======== Supplied data
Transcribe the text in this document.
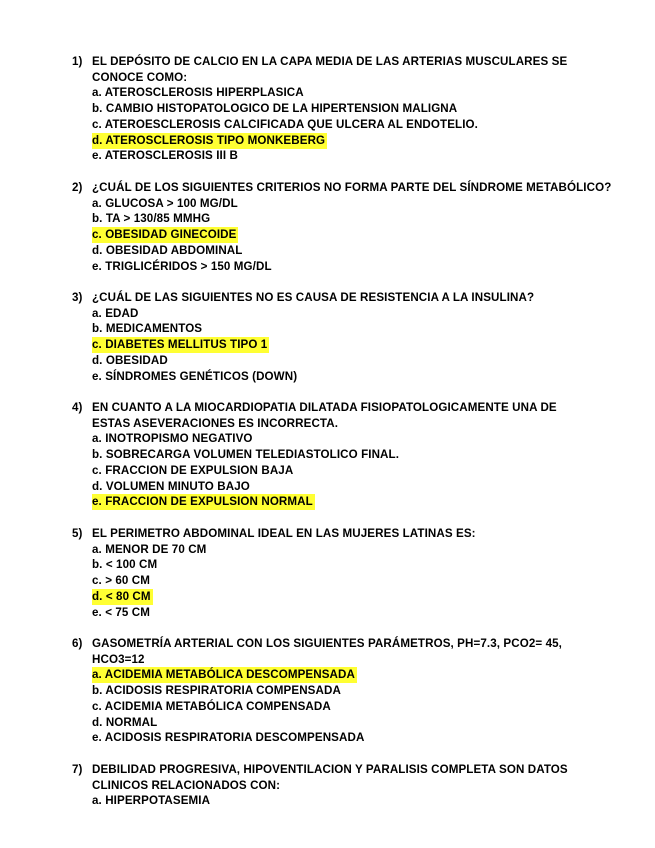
1) EL DEPÓSITO DE CALCIO EN LA CAPA MEDIA DE LAS ARTERIAS MUSCULARES SE
CONOCE COMO:
a. ATEROSCLEROSIS HIPERPLASICA
b. CAMBIO HISTOPATOLOGICO DE LA HIPERTENSION MALIGNA
c. ATEROESCLEROSIS CALCIFICADA QUE ULCERA AL ENDOTELIO.
d. ATEROSCLEROSIS TIPO MONKEBERG
e. ATEROSCLEROSIS III B
2) ¿CUÁL DE LOS SIGUIENTES CRITERIOS NO FORMA PARTE DEL SÍNDROME METABÓLICO?
a. GLUCOSA > 100 MG/DL
b. TA > 130/85 MMHG
c. OBESIDAD GINECOIDE
d. OBESIDAD ABDOMINAL
e. TRIGLICÉRIDOS > 150 MG/DL
3) ¿CUÁL DE LAS SIGUIENTES NO ES CAUSA DE RESISTENCIA A LA INSULINA?
a. EDAD
b. MEDICAMENTOS
c. DIABETES MELLITUS TIPO 1
d. OBESIDAD
e. SÍNDROMES GENÉTICOS (DOWN)
4) EN CUANTO A LA MIOCARDIOPATIA DILATADA FISIOPATOLOGICAMENTE UNA DE
ESTAS ASEVERACIONES ES INCORRECTA.
a. INOTROPISMO NEGATIVO
b. SOBRECARGA VOLUMEN TELEDIASTOLICO FINAL.
c. FRACCION DE EXPULSION BAJA
d. VOLUMEN MINUTO BAJO
e. FRACCION DE EXPULSION NORMAL
5) EL PERIMETRO ABDOMINAL IDEAL EN LAS MUJERES LATINAS ES:
a. MENOR DE 70 CM
b. < 100 CM
c. > 60 CM
d. < 80 CM
e. < 75 CM
6) GASOMETRÍA ARTERIAL CON LOS SIGUIENTES PARÁMETROS, PH=7.3, PCO2= 45,
HCO3=12
a. ACIDEMIA METABÓLICA DESCOMPENSADA
b. ACIDOSIS RESPIRATORIA COMPENSADA
c. ACIDEMIA METABÓLICA COMPENSADA
d. NORMAL
e. ACIDOSIS RESPIRATORIA DESCOMPENSADA
7) DEBILIDAD PROGRESIVA, HIPOVENTILACION Y PARALISIS COMPLETA SON DATOS
CLINICOS RELACIONADOS CON:
a. HIPERPOTASEMIA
================
Written problem
Every line of the data above should be quoted exactly. Omit the pictures.

Output of the exercise
Transcribe the text in this document.
1) EL DEPÓSITO DE CALCIO EN LA CAPA MEDIA DE LAS ARTERIAS MUSCULARES SE
CONOCE COMO:
a. ATEROSCLEROSIS HIPERPLASICA
b. CAMBIO HISTOPATOLOGICO DE LA HIPERTENSION MALIGNA
c. ATEROESCLEROSIS CALCIFICADA QUE ULCERA AL ENDOTELIO.
d. ATEROSCLEROSIS TIPO MONKEBERG
e. ATEROSCLEROSIS III B
2) ¿CUÁL DE LOS SIGUIENTES CRITERIOS NO FORMA PARTE DEL SÍNDROME METABÓLICO?
a. GLUCOSA > 100 MG/DL
b. TA > 130/85 MMHG
c. OBESIDAD GINECOIDE
d. OBESIDAD ABDOMINAL
e. TRIGLICÉRIDOS > 150 MG/DL
3) ¿CUÁL DE LAS SIGUIENTES NO ES CAUSA DE RESISTENCIA A LA INSULINA?
a. EDAD
b. MEDICAMENTOS
c. DIABETES MELLITUS TIPO 1
d. OBESIDAD
e. SÍNDROMES GENÉTICOS (DOWN)
4) EN CUANTO A LA MIOCARDIOPATIA DILATADA FISIOPATOLOGICAMENTE UNA DE
ESTAS ASEVERACIONES ES INCORRECTA.
a. INOTROPISMO NEGATIVO
b. SOBRECARGA VOLUMEN TELEDIASTOLICO FINAL.
c. FRACCION DE EXPULSION BAJA
d. VOLUMEN MINUTO BAJO
e. FRACCION DE EXPULSION NORMAL
5) EL PERIMETRO ABDOMINAL IDEAL EN LAS MUJERES LATINAS ES:
a. MENOR DE 70 CM
b. < 100 CM
c. > 60 CM
d. < 80 CM
e. < 75 CM
6) GASOMETRÍA ARTERIAL CON LOS SIGUIENTES PARÁMETROS, PH=7.3, PCO2= 45,
HCO3=12
a. ACIDEMIA METABÓLICA DESCOMPENSADA
b. ACIDOSIS RESPIRATORIA COMPENSADA
c. ACIDEMIA METABÓLICA COMPENSADA
d. NORMAL
e. ACIDOSIS RESPIRATORIA DESCOMPENSADA
7) DEBILIDAD PROGRESIVA, HIPOVENTILACION Y PARALISIS COMPLETA SON DATOS
CLINICOS RELACIONADOS CON:
a. HIPERPOTASEMIA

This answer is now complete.